_Source text:_
"""

Primary Outcome Measures
Plasma Cannabinoid Concentrations
The first primary outcome measure was blood cannabinoid concentration. This was determined by collecting blood from each participant. This plasma sample was then separated from red blood cells for 10 minutes, transferred to a fresh microcentrifuge tube for phytocannabinoid analysis and a separate microcentrifuge tube for endocannabinoid analysis. Researchers quantified the concentration of THC and CBD, in addition to tetrahydrocannabivarin (THCV), cannabinol (CBN), cannabigerol (CBG), and cannabichromene (CBC).
Subjective high and mood effects
Several measures were used to determine the subjective high and mood effects of cannabis. Three items assessed cannabis high: “feel high” (10-point Likert-type scale); “mentally stoned” (5-point Likert-type scale); and “physically stoned” (5-point Likert-type scale). These items were averaged to create a composite subjective high score.
The researchers also employed a modified version of the Profile of Mood States (POMS) questionnaire: elation and anxiety/tension subscales of the POMS were retained as the two primary outcomes for this study. Paranoia was also measured using the “paranoia” item on the POMS. A single item from the Drug Effects Questionnaire (DEQ) was also used to assess ‘drug liking’ (“Do you like any of the effects you’re feeling?”) on a 5-point Likert-type scale with responses ranging from 1 (not at all) to 5 (extremely).

"""

_Listed entries:_

"""

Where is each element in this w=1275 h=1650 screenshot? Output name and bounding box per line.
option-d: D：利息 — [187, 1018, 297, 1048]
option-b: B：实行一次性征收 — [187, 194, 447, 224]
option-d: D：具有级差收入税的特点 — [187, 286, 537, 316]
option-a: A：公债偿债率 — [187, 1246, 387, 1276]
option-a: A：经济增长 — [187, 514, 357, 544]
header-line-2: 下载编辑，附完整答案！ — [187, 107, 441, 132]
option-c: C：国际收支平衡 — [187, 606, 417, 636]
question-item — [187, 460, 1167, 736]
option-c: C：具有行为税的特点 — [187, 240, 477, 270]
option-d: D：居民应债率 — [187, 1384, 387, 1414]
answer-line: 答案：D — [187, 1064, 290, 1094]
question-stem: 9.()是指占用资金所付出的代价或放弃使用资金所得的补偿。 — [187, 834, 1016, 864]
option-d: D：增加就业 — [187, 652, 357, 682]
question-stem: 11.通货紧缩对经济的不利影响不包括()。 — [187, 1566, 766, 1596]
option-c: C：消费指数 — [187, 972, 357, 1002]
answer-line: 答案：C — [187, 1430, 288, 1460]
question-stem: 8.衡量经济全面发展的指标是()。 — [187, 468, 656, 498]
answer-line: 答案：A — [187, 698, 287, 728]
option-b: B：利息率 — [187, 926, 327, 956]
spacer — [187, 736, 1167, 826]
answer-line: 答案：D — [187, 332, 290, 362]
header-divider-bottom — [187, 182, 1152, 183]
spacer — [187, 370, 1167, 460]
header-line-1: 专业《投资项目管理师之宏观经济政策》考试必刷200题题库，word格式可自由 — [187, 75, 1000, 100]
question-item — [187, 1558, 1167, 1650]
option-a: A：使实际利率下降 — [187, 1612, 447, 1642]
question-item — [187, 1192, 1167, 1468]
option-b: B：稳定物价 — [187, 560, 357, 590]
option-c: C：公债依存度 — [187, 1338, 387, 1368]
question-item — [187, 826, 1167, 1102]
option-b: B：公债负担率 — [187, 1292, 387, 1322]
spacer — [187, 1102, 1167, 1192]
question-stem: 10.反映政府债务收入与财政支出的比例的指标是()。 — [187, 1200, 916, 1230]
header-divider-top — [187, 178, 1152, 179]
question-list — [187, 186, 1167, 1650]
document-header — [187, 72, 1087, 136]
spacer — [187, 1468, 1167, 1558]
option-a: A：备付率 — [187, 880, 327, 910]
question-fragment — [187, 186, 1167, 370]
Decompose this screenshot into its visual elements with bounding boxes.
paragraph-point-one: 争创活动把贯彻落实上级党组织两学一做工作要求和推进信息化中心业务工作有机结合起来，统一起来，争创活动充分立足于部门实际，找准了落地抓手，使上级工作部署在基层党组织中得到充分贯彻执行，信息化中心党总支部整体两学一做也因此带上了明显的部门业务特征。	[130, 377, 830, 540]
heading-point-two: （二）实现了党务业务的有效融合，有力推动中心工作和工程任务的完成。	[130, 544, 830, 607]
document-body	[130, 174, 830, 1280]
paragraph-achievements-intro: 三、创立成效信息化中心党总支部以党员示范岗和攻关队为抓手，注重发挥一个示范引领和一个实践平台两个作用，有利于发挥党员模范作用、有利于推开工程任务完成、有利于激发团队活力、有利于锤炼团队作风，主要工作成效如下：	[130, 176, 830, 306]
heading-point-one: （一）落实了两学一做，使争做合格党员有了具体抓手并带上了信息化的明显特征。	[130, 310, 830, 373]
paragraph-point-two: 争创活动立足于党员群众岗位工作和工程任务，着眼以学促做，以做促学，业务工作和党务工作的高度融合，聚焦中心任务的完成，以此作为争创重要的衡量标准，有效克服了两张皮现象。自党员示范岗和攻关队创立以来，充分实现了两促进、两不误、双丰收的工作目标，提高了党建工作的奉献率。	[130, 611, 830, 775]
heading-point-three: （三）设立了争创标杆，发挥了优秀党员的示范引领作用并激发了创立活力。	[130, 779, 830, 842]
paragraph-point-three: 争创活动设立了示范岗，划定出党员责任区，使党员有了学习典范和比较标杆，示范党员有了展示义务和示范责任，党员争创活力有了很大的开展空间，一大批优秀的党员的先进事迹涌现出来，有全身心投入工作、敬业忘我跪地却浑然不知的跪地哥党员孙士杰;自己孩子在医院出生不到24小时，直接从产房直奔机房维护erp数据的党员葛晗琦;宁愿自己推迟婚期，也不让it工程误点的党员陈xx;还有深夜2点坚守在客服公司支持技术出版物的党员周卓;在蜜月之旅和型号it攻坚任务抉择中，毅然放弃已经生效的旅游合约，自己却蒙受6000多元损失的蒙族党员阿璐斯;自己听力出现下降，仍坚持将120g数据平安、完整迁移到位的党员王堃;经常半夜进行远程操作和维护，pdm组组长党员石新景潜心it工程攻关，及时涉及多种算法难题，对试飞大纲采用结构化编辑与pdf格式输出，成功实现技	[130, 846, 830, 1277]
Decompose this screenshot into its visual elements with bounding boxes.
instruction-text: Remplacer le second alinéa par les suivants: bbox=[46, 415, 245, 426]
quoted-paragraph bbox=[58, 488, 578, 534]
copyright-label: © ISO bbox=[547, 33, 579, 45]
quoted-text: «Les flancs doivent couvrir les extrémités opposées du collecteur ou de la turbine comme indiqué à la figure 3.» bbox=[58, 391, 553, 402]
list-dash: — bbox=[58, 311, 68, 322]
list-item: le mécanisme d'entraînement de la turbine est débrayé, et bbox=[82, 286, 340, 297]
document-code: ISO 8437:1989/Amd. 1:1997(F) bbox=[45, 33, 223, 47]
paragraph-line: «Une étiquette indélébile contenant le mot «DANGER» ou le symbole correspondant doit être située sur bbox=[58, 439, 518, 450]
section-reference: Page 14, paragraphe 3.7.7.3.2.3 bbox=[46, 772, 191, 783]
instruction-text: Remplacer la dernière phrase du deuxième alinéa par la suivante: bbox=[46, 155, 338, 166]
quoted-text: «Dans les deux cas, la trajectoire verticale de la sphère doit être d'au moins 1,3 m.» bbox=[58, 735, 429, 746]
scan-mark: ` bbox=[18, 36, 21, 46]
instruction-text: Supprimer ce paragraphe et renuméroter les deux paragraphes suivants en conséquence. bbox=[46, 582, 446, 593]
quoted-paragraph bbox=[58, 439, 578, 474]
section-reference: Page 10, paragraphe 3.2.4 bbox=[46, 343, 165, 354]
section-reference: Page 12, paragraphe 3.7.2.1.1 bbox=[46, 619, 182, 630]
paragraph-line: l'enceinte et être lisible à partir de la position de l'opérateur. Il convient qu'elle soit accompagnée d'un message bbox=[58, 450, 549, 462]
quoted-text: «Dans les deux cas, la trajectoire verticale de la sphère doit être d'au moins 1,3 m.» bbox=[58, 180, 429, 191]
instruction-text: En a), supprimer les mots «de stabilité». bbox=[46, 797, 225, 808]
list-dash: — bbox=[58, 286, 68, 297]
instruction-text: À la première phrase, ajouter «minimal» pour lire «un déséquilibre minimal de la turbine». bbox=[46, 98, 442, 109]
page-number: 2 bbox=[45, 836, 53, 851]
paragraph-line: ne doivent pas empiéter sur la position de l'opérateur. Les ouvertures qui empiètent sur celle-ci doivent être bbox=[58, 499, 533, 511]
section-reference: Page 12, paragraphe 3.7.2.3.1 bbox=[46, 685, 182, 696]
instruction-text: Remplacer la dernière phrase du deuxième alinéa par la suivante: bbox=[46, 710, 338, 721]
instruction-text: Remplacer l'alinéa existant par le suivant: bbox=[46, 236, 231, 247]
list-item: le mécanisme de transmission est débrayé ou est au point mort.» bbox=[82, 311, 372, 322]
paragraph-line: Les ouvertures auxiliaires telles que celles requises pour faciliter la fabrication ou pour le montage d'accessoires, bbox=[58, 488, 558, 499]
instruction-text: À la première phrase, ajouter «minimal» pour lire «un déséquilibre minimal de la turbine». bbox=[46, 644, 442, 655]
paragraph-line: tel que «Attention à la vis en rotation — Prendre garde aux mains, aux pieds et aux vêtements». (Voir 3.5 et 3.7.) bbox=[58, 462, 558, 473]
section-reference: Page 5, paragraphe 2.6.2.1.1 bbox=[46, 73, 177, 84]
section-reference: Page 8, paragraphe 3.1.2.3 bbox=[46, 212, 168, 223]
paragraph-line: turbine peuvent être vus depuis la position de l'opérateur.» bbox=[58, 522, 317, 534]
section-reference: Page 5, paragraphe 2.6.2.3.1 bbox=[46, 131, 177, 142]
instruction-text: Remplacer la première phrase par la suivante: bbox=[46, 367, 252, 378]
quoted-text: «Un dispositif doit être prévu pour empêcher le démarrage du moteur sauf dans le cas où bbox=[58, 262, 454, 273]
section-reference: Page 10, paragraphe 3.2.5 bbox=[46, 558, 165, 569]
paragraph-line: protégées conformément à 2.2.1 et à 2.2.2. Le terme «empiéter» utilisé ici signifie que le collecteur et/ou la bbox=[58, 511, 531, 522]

"""

_Problem details:_ In the excerpt on cannabis study outcome measures, which two subscales of the Profile of Mood States were retained as primary outcomes? Answer using only the excerpt on cannabis study outcome measures.

_Your response:_ The elation and anxiety/tension subscales.